# Text passage
>> Start
Replication was taken, and the cause set down to be heard.

The plaintiffs are entitled to the relief prayed for. Adopting the construction contended for by the defendants, the deed cannot in this court be set up as a bar to the plaintiffs' rights, for three reasons. First: It was executed by Mrs. Allen in ignorance of her rights. It contains a recital, that William E. Mills, by the will of Ambrose Mills, " is to have the possession and control of the real and personal property left to the said Ann, by supporting her comfortably during her life." Here is an entire mistake, so far as the personal property is concerned. Again, she supposed she had no means of supporting her negroes and feeding the stock—in fact, according to the answer, she thought she was at the point of starvation, and in danger of becoming the object of charity; whereas, by the will, she had a right to use a sufficient quantity of the land to support herself "well and comfortably;" which, of course, gave her the right to use enough of the land to keep up her establishment, and to support the hands and stock, necessary for its proper cultivation and enjoyment, as a means necessary to support herself well and comfortably.
>> End
Element and region listings
>> Start
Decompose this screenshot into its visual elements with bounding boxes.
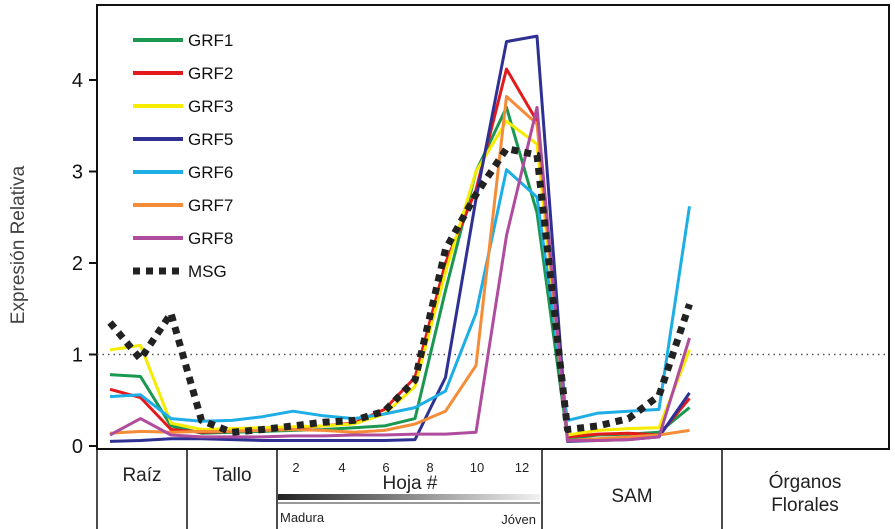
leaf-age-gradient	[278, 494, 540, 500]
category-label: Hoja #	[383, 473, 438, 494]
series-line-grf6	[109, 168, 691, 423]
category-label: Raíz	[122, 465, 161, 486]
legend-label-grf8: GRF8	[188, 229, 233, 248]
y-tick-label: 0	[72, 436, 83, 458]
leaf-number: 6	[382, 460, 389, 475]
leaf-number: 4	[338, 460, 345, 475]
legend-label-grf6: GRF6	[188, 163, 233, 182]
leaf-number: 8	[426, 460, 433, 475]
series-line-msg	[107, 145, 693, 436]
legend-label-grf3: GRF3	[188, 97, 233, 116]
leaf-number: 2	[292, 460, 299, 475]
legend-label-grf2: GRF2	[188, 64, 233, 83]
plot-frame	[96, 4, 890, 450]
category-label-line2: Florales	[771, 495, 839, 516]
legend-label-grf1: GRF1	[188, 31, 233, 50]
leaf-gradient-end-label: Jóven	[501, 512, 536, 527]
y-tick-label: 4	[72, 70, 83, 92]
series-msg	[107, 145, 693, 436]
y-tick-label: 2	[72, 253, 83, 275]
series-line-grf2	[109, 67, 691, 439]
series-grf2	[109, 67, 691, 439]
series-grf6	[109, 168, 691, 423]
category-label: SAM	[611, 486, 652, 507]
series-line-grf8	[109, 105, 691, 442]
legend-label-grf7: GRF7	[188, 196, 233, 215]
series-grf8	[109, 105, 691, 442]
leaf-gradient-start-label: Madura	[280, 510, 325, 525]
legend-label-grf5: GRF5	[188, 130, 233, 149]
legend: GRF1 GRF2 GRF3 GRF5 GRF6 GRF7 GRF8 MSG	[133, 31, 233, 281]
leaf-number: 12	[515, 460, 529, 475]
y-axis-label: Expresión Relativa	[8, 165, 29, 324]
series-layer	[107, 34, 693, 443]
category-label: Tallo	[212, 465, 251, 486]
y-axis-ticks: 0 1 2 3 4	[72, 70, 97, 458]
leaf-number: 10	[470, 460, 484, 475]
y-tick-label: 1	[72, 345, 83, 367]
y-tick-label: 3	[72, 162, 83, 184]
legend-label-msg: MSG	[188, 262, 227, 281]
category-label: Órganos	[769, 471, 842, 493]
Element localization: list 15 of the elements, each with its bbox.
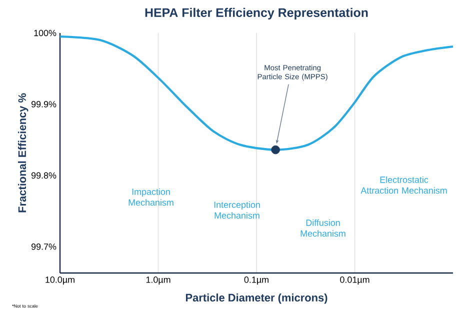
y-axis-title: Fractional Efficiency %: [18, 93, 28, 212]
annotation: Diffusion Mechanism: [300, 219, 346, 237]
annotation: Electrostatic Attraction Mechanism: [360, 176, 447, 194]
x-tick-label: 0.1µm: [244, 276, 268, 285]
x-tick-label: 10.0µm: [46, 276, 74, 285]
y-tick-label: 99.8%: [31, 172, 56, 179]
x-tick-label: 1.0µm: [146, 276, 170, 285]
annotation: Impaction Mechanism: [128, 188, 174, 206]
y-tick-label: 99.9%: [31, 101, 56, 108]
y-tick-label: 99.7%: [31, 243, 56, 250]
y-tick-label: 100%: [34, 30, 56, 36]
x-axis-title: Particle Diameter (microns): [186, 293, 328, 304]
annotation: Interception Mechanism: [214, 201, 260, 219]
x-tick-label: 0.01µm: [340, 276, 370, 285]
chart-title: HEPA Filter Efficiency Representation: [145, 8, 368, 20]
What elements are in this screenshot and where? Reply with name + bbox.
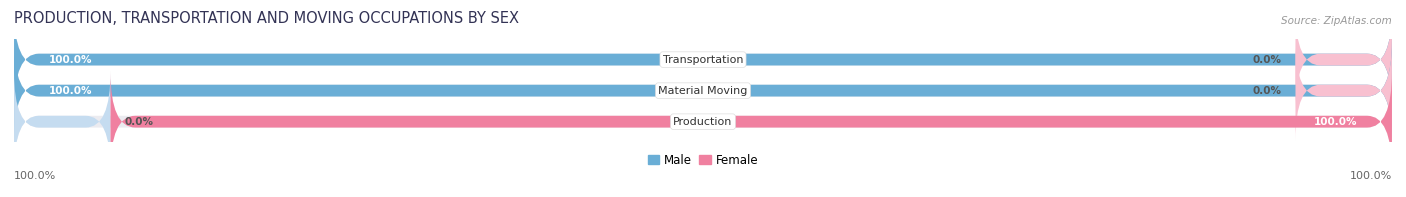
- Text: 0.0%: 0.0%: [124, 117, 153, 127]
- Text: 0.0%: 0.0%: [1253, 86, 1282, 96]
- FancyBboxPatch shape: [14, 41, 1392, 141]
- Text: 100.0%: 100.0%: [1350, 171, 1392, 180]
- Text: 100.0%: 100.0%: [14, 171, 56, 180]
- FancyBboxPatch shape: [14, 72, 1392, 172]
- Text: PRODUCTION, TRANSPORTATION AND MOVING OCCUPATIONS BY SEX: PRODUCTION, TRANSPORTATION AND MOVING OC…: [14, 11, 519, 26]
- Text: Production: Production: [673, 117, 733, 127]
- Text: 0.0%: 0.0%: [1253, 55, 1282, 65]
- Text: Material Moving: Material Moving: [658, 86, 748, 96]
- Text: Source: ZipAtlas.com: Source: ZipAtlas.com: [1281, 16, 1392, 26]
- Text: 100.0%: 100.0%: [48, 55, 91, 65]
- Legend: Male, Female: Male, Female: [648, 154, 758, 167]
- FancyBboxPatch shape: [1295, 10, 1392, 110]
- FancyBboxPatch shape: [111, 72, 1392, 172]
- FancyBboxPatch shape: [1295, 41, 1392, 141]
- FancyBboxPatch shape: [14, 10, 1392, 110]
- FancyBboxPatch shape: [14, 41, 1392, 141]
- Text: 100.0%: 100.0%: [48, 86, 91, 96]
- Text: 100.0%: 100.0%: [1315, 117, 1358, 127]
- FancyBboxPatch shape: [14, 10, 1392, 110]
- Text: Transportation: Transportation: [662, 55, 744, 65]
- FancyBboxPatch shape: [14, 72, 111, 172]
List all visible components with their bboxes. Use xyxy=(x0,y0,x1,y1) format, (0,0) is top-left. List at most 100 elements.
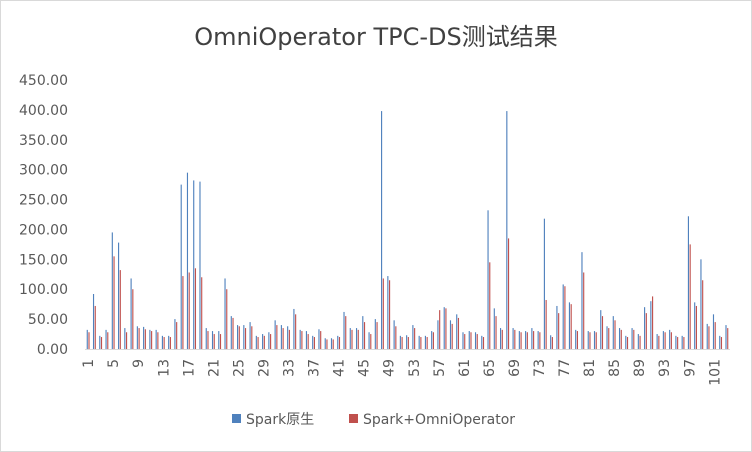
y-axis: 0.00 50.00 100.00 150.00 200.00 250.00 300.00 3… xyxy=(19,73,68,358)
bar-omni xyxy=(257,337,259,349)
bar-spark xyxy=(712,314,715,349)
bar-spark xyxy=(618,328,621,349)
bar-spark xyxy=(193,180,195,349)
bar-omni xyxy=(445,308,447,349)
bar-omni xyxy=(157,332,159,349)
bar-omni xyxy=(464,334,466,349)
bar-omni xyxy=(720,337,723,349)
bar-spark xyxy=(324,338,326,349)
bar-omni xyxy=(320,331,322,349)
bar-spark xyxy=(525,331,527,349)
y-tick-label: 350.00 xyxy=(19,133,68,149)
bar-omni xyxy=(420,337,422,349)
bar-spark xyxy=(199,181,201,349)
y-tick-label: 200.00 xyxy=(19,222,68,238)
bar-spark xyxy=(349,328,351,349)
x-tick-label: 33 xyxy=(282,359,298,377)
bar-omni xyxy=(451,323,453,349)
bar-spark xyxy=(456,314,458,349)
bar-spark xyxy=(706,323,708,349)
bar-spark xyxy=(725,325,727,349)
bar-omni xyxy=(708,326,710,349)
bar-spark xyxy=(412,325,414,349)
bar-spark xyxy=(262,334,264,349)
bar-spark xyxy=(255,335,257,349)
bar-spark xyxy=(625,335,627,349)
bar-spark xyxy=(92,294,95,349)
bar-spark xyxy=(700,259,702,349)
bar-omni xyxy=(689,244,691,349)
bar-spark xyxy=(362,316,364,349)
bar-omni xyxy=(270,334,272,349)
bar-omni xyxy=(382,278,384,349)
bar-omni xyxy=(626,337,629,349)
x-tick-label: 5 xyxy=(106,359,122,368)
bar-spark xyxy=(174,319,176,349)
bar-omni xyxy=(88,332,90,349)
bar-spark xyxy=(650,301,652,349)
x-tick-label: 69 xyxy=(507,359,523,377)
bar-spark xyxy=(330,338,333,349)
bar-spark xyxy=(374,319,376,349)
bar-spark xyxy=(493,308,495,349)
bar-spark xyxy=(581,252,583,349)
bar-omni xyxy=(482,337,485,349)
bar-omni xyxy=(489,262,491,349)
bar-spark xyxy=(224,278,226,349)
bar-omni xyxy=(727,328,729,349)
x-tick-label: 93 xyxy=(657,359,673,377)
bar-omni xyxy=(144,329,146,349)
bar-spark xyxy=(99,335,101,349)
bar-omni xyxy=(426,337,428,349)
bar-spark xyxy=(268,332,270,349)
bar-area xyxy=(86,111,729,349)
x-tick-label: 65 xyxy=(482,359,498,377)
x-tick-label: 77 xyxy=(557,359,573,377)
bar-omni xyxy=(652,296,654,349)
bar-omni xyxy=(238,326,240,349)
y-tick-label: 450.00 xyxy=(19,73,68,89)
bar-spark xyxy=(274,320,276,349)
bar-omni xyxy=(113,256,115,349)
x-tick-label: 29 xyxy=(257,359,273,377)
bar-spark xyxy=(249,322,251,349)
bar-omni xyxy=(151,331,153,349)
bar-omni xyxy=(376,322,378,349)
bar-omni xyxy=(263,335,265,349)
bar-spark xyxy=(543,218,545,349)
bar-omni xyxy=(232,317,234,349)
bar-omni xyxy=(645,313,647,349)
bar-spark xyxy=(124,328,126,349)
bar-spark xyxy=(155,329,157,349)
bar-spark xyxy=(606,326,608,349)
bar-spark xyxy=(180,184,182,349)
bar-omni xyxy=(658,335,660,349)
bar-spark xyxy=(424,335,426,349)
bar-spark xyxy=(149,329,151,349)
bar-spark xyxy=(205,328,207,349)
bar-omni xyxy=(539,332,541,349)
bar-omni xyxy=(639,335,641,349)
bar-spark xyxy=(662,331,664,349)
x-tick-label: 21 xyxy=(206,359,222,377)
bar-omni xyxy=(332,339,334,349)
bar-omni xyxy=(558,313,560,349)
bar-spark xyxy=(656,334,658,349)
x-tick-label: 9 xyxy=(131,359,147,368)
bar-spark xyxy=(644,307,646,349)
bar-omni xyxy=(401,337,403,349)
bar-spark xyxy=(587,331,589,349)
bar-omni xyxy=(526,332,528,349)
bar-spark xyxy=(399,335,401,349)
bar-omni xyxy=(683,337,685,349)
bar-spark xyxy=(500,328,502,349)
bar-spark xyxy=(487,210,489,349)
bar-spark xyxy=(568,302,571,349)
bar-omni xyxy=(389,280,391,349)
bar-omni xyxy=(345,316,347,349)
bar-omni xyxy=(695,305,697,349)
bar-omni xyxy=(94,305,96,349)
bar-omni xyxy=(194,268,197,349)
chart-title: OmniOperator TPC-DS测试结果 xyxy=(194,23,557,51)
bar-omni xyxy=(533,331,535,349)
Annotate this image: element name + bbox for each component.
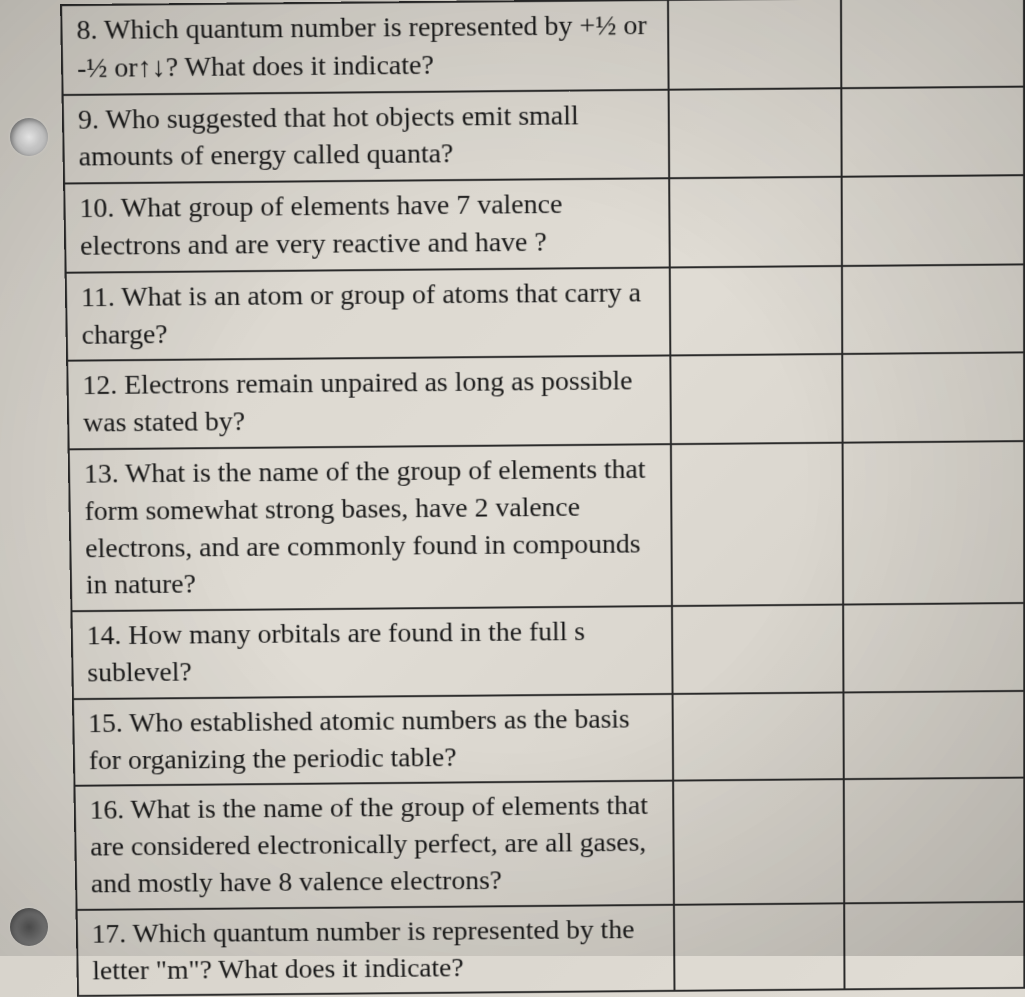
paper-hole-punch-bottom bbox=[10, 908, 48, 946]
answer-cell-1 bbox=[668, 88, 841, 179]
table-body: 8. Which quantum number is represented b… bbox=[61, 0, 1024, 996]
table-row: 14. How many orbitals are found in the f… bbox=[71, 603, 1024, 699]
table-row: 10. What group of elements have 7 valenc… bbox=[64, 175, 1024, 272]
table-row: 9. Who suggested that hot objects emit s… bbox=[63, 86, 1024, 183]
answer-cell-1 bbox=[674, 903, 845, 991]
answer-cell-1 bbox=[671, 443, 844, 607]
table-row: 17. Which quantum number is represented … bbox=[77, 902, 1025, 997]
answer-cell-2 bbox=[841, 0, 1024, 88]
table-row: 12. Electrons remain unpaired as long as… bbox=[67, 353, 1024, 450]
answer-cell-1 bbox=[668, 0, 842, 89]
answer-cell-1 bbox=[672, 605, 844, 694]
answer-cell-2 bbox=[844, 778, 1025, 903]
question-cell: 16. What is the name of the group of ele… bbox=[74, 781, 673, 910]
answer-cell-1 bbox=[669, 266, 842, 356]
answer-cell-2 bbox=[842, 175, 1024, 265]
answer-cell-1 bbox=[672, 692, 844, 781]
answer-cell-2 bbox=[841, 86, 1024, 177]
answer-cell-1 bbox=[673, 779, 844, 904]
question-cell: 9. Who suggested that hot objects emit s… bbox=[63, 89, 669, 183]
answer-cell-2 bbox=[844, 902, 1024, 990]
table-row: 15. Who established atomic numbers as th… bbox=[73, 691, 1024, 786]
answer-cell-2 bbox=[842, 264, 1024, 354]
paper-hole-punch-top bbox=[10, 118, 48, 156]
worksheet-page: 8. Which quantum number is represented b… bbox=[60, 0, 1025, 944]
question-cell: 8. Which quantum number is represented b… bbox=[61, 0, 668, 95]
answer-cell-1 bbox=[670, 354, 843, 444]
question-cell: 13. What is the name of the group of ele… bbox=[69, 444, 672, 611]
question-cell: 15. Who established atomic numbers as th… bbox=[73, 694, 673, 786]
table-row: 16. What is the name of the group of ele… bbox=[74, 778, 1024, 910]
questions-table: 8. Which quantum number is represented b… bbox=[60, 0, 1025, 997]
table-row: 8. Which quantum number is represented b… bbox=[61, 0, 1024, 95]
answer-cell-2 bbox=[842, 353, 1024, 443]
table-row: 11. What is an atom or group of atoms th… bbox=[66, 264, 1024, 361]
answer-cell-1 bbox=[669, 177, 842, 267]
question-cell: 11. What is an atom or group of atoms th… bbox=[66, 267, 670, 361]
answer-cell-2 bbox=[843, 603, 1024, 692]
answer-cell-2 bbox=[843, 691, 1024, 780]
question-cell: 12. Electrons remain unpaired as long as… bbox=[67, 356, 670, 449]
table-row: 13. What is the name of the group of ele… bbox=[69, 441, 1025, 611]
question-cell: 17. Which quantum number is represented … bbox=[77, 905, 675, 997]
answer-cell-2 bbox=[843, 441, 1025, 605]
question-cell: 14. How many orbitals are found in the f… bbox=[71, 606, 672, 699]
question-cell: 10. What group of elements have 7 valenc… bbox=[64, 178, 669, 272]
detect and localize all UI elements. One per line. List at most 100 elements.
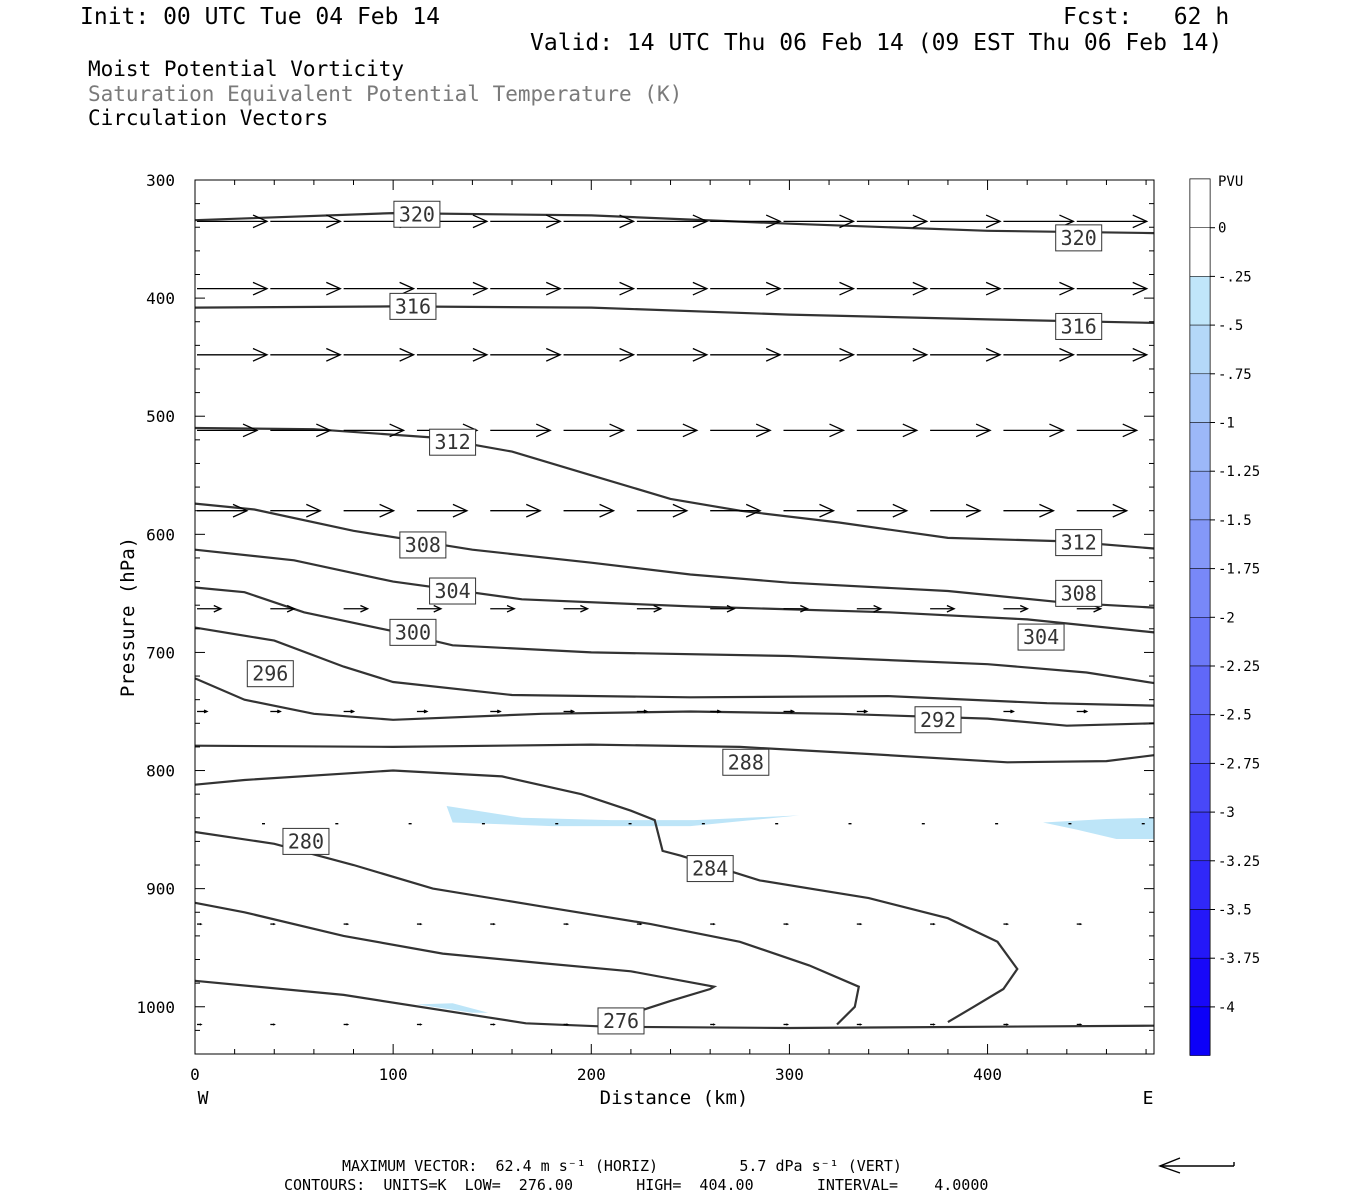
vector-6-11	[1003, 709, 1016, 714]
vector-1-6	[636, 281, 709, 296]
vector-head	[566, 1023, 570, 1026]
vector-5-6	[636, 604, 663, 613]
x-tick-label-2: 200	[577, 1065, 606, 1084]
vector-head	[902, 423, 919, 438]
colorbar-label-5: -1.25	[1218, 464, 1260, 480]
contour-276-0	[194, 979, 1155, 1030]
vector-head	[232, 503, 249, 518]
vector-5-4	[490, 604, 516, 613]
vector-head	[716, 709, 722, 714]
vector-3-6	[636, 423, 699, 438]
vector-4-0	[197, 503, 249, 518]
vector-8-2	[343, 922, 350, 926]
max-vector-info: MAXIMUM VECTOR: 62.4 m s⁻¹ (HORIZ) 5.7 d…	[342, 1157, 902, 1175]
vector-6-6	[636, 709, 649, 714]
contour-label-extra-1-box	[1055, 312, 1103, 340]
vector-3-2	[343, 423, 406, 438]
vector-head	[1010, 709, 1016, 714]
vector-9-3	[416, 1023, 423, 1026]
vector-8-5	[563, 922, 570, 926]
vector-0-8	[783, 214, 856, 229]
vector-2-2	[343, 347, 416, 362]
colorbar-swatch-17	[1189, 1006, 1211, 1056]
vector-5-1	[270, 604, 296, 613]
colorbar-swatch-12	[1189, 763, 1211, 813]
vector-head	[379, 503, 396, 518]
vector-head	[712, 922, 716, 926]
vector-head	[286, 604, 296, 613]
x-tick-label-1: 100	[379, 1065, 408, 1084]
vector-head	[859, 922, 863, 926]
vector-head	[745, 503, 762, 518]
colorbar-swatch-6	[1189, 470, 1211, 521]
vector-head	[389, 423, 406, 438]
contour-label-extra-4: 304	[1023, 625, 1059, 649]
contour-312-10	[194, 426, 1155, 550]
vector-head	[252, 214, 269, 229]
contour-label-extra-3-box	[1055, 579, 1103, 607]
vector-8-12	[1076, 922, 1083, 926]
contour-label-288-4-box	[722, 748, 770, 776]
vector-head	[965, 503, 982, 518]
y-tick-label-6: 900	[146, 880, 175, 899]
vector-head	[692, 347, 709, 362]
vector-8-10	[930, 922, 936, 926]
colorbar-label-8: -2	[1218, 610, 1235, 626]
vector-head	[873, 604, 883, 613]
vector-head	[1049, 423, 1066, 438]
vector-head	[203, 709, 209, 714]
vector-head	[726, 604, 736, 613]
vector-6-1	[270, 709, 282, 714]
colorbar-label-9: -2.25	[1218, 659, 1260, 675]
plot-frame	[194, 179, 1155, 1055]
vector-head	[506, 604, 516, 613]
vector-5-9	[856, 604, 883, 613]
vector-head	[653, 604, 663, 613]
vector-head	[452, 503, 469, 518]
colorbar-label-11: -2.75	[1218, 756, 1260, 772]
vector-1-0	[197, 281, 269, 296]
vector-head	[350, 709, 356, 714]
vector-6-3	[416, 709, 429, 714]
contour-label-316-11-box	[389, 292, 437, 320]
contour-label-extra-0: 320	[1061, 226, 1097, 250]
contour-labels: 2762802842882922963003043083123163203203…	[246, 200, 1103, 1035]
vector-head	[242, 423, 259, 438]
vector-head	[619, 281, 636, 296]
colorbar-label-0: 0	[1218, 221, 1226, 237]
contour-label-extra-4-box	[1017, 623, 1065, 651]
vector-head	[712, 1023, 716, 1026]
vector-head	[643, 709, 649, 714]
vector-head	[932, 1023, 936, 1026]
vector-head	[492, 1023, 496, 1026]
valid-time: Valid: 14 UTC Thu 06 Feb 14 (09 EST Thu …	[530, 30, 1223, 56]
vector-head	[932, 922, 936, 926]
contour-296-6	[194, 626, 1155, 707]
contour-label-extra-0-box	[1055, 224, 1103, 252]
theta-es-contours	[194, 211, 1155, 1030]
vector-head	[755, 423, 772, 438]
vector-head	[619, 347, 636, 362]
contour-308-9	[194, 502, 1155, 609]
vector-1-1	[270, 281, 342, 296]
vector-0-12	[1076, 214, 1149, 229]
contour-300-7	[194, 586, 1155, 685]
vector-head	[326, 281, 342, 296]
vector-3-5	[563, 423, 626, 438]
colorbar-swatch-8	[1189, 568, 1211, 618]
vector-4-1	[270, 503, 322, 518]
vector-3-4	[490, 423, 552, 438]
>> End
# Directions
[A] List every personal name that appears in the legal passage.
[B] Print everything in the listings from the line containing "y-axis: 0.00 50.00" down to the line containing "bar-omni xyxy=(320,331,322,349)", with both of those lines included.
The legal passage and the listings come from separate, unrelated sources.

# Final answers
[A]
Mrs. Allen
William E. Mills
Ambrose Mills
Ann

[B]
y-axis: 0.00 50.00 100.00 150.00 200.00 250.00 300.00 3… xyxy=(19,73,68,358)
bar-omni xyxy=(257,337,259,349)
bar-spark xyxy=(712,314,715,349)
bar-spark xyxy=(618,328,621,349)
bar-spark xyxy=(193,180,195,349)
bar-omni xyxy=(445,308,447,349)
bar-omni xyxy=(157,332,159,349)
bar-omni xyxy=(464,334,466,349)
bar-omni xyxy=(720,337,723,349)
bar-spark xyxy=(324,338,326,349)
bar-omni xyxy=(320,331,322,349)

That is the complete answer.